Records from a collection:
━━━━━━━━━━━━━━━━
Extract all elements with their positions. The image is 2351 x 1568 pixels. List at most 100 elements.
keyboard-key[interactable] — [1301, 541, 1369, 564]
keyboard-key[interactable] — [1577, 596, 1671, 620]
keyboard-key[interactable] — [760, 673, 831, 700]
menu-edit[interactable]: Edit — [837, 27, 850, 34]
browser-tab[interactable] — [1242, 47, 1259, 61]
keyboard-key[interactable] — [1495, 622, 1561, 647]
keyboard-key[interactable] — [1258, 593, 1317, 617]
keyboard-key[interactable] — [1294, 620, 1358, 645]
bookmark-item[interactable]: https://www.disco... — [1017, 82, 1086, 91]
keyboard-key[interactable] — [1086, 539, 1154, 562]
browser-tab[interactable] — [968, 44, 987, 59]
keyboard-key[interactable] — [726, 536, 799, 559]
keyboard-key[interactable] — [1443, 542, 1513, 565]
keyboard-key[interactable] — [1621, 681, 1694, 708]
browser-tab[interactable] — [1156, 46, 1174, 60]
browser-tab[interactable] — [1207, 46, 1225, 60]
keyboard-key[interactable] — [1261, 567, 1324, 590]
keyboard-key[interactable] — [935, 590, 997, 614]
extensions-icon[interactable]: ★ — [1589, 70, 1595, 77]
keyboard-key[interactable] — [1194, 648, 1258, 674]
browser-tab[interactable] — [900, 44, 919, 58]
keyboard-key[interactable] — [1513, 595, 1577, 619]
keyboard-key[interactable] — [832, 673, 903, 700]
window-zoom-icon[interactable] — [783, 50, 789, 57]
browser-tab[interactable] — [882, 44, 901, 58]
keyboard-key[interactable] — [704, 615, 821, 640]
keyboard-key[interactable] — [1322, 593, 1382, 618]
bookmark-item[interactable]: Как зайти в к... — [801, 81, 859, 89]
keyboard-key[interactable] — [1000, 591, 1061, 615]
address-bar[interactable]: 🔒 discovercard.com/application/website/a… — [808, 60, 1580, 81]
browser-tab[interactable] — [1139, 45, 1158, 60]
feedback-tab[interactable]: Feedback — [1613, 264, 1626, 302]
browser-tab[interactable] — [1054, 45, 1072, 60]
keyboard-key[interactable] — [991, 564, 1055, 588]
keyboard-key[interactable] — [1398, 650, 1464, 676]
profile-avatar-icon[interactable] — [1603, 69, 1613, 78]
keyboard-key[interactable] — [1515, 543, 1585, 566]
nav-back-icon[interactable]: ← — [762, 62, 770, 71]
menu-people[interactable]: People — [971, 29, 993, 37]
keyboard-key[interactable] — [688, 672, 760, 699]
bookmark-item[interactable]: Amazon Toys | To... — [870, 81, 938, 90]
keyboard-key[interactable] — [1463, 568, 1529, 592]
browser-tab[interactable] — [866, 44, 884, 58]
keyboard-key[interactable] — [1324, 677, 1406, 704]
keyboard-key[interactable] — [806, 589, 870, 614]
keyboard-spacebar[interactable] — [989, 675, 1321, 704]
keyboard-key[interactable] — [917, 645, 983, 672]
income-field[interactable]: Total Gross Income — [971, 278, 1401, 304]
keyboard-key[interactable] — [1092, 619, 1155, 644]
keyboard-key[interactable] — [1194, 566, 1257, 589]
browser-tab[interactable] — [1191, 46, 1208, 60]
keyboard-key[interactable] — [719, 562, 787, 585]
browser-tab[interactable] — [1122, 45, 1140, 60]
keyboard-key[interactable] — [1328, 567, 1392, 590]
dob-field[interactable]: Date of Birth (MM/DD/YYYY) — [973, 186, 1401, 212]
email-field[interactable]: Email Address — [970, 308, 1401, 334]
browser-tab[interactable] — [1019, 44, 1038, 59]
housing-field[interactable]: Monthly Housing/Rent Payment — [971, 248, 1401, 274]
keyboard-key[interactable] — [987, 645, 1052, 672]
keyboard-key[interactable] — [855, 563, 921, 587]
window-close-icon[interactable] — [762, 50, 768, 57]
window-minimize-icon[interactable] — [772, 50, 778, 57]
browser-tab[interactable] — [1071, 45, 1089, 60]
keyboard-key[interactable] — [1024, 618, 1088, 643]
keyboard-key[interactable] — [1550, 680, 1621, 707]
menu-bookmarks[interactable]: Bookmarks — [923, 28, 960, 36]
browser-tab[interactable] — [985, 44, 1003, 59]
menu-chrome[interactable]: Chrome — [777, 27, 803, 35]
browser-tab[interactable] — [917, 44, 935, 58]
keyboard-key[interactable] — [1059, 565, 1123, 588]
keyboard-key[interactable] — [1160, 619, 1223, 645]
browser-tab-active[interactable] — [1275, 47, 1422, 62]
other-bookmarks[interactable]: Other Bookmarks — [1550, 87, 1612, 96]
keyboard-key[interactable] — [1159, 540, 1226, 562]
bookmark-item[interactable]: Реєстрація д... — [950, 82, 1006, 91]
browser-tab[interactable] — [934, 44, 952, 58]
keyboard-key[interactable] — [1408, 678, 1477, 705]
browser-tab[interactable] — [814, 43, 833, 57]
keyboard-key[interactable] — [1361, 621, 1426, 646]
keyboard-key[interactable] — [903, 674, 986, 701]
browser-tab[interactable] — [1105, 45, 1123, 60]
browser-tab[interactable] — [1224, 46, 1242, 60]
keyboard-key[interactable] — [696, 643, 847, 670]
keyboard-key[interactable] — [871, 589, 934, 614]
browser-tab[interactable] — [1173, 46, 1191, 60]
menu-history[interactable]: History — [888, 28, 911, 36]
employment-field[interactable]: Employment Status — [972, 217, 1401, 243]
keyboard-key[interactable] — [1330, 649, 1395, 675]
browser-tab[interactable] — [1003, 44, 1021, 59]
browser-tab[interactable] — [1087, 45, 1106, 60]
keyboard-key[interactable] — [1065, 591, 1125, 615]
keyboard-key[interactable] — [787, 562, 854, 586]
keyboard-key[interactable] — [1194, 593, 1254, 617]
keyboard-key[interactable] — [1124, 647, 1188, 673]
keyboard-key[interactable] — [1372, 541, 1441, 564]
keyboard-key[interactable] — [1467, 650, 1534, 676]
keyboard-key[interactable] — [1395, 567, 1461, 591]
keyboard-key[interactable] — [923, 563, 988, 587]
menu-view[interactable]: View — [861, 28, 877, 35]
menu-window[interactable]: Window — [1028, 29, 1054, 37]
━━━━━━━━━━━━━━━━
▶ [What the exercise asks]:
Rewrite the records with every "browser-tab" replaced by "window-tab", leaving everything else unchanged.

▶ [Answer to this task]:
Extract all elements with their positions. The image is 2351 x 1568 pixels. List at most 100 elements.
keyboard-key[interactable] — [1301, 541, 1369, 564]
keyboard-key[interactable] — [1577, 596, 1671, 620]
keyboard-key[interactable] — [760, 673, 831, 700]
menu-edit[interactable]: Edit — [837, 27, 850, 34]
window-tab[interactable] — [1242, 47, 1259, 61]
keyboard-key[interactable] — [1495, 622, 1561, 647]
keyboard-key[interactable] — [1258, 593, 1317, 617]
keyboard-key[interactable] — [1294, 620, 1358, 645]
bookmark-item[interactable]: https://www.disco... — [1017, 82, 1086, 91]
keyboard-key[interactable] — [1086, 539, 1154, 562]
window-tab[interactable] — [968, 44, 987, 59]
keyboard-key[interactable] — [726, 536, 799, 559]
keyboard-key[interactable] — [1443, 542, 1513, 565]
keyboard-key[interactable] — [1621, 681, 1694, 708]
window-tab[interactable] — [1156, 46, 1174, 60]
window-tab[interactable] — [1207, 46, 1225, 60]
keyboard-key[interactable] — [1261, 567, 1324, 590]
keyboard-key[interactable] — [935, 590, 997, 614]
extensions-icon[interactable]: ★ — [1589, 70, 1595, 77]
keyboard-key[interactable] — [1194, 648, 1258, 674]
window-tab[interactable] — [900, 44, 919, 58]
keyboard-key[interactable] — [1513, 595, 1577, 619]
keyboard-key[interactable] — [832, 673, 903, 700]
window-zoom-icon[interactable] — [783, 50, 789, 57]
window-tab[interactable] — [882, 44, 901, 58]
keyboard-key[interactable] — [704, 615, 821, 640]
keyboard-key[interactable] — [1322, 593, 1382, 618]
bookmark-item[interactable]: Как зайти в к... — [801, 81, 859, 89]
keyboard-key[interactable] — [1000, 591, 1061, 615]
address-bar[interactable]: 🔒 discovercard.com/application/website/a… — [808, 60, 1580, 81]
window-tab[interactable] — [1139, 45, 1158, 60]
feedback-tab[interactable]: Feedback — [1613, 264, 1626, 302]
window-tab[interactable] — [1054, 45, 1072, 60]
keyboard-key[interactable] — [991, 564, 1055, 588]
keyboard-key[interactable] — [1398, 650, 1464, 676]
profile-avatar-icon[interactable] — [1603, 69, 1613, 78]
keyboard-key[interactable] — [1515, 543, 1585, 566]
nav-back-icon[interactable]: ← — [762, 62, 770, 71]
menu-people[interactable]: People — [971, 29, 993, 37]
keyboard-key[interactable] — [688, 672, 760, 699]
bookmark-item[interactable]: Amazon Toys | To... — [870, 81, 938, 90]
keyboard-key[interactable] — [1463, 568, 1529, 592]
window-tab[interactable] — [866, 44, 884, 58]
keyboard-key[interactable] — [1324, 677, 1406, 704]
keyboard-key[interactable] — [806, 589, 870, 614]
keyboard-spacebar[interactable] — [989, 675, 1321, 704]
keyboard-key[interactable] — [917, 645, 983, 672]
income-field[interactable]: Total Gross Income — [971, 278, 1401, 304]
keyboard-key[interactable] — [1092, 619, 1155, 644]
keyboard-key[interactable] — [1194, 566, 1257, 589]
window-tab[interactable] — [1191, 46, 1208, 60]
keyboard-key[interactable] — [719, 562, 787, 585]
window-tab[interactable] — [1122, 45, 1140, 60]
keyboard-key[interactable] — [1328, 567, 1392, 590]
dob-field[interactable]: Date of Birth (MM/DD/YYYY) — [973, 186, 1401, 212]
email-field[interactable]: Email Address — [970, 308, 1401, 334]
window-tab[interactable] — [1019, 44, 1038, 59]
housing-field[interactable]: Monthly Housing/Rent Payment — [971, 248, 1401, 274]
keyboard-key[interactable] — [987, 645, 1052, 672]
keyboard-key[interactable] — [855, 563, 921, 587]
window-close-icon[interactable] — [762, 50, 768, 57]
window-minimize-icon[interactable] — [772, 50, 778, 57]
window-tab[interactable] — [1071, 45, 1089, 60]
keyboard-key[interactable] — [1024, 618, 1088, 643]
keyboard-key[interactable] — [1550, 680, 1621, 707]
menu-bookmarks[interactable]: Bookmarks — [923, 28, 960, 36]
window-tab[interactable] — [985, 44, 1003, 59]
menu-chrome[interactable]: Chrome — [777, 27, 803, 35]
window-tab[interactable] — [917, 44, 935, 58]
keyboard-key[interactable] — [1059, 565, 1123, 588]
keyboard-key[interactable] — [1160, 619, 1223, 645]
window-tab-active[interactable] — [1275, 47, 1422, 62]
other-bookmarks[interactable]: Other Bookmarks — [1550, 87, 1612, 96]
keyboard-key[interactable] — [1159, 540, 1226, 562]
bookmark-item[interactable]: Реєстрація д... — [950, 82, 1006, 91]
window-tab[interactable] — [934, 44, 952, 58]
keyboard-key[interactable] — [1408, 678, 1477, 705]
window-tab[interactable] — [814, 43, 833, 57]
keyboard-key[interactable] — [1361, 621, 1426, 646]
keyboard-key[interactable] — [903, 674, 986, 701]
window-tab[interactable] — [1105, 45, 1123, 60]
window-tab[interactable] — [1224, 46, 1242, 60]
keyboard-key[interactable] — [696, 643, 847, 670]
keyboard-key[interactable] — [871, 589, 934, 614]
window-tab[interactable] — [1173, 46, 1191, 60]
menu-history[interactable]: History — [888, 28, 911, 36]
employment-field[interactable]: Employment Status — [972, 217, 1401, 243]
keyboard-key[interactable] — [1330, 649, 1395, 675]
window-tab[interactable] — [1003, 44, 1021, 59]
window-tab[interactable] — [1087, 45, 1106, 60]
keyboard-key[interactable] — [1065, 591, 1125, 615]
keyboard-key[interactable] — [787, 562, 854, 586]
keyboard-key[interactable] — [1194, 593, 1254, 617]
keyboard-key[interactable] — [1124, 647, 1188, 673]
keyboard-key[interactable] — [1372, 541, 1441, 564]
keyboard-key[interactable] — [1467, 650, 1534, 676]
keyboard-key[interactable] — [1395, 567, 1461, 591]
keyboard-key[interactable] — [923, 563, 988, 587]
menu-view[interactable]: View — [861, 28, 877, 35]
menu-window[interactable]: Window — [1028, 29, 1054, 37]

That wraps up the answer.